--- START Material provided ---

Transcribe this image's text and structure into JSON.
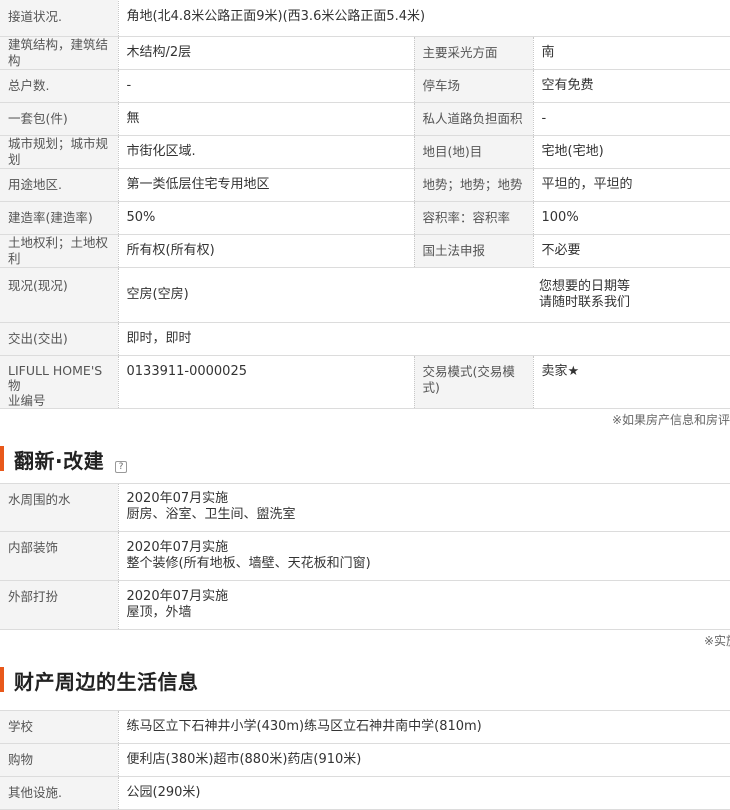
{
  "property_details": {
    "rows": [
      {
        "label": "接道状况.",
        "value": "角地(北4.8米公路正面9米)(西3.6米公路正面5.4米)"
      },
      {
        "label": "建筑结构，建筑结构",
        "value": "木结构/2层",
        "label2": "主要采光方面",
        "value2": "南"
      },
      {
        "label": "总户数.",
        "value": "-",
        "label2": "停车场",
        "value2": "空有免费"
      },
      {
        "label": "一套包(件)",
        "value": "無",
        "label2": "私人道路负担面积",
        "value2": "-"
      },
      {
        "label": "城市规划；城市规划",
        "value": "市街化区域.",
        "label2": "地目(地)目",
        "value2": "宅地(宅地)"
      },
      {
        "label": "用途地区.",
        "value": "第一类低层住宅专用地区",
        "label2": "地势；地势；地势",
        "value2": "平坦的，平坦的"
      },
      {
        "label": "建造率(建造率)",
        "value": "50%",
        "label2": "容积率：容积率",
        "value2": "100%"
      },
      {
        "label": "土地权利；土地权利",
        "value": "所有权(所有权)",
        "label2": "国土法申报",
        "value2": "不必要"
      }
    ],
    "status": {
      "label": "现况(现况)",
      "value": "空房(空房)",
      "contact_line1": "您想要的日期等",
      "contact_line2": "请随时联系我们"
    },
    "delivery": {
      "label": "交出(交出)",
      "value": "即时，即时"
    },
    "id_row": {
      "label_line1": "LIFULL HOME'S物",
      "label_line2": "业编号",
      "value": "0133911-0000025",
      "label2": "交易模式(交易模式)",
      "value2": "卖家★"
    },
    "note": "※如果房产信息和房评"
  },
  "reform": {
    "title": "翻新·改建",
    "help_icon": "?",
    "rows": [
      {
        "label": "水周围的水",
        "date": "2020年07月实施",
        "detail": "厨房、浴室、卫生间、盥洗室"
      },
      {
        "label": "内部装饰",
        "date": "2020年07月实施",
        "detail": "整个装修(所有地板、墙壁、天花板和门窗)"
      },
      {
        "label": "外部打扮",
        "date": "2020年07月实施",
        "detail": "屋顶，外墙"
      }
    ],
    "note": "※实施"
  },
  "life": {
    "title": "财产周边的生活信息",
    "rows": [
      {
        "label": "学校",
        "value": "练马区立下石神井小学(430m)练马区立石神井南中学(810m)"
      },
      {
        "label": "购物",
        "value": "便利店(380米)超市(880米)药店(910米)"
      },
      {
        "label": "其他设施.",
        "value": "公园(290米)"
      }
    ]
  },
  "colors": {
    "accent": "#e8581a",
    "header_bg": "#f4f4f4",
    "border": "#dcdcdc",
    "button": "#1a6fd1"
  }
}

--- END Material provided ---
--- START Material provided ---

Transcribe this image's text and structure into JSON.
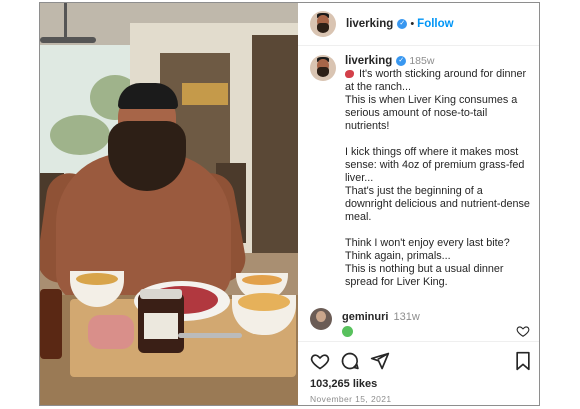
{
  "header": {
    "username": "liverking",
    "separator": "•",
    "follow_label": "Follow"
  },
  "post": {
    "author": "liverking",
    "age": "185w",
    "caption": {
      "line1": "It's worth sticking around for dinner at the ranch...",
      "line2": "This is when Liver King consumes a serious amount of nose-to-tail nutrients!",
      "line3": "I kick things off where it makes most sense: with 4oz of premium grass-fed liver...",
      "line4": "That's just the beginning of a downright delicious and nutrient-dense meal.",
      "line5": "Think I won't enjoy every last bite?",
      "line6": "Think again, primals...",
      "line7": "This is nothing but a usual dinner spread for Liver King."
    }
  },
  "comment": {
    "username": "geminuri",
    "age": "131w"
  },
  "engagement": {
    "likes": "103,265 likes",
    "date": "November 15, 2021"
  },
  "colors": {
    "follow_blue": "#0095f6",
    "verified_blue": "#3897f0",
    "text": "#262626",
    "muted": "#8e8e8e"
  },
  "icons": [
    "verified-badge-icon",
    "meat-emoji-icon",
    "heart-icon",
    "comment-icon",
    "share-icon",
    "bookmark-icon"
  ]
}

--- END Material provided ---

**Task instructions:** Pick out each line containing "liverking" and report it.

**The solution:**
    "username": "liverking",
    "author": "liverking",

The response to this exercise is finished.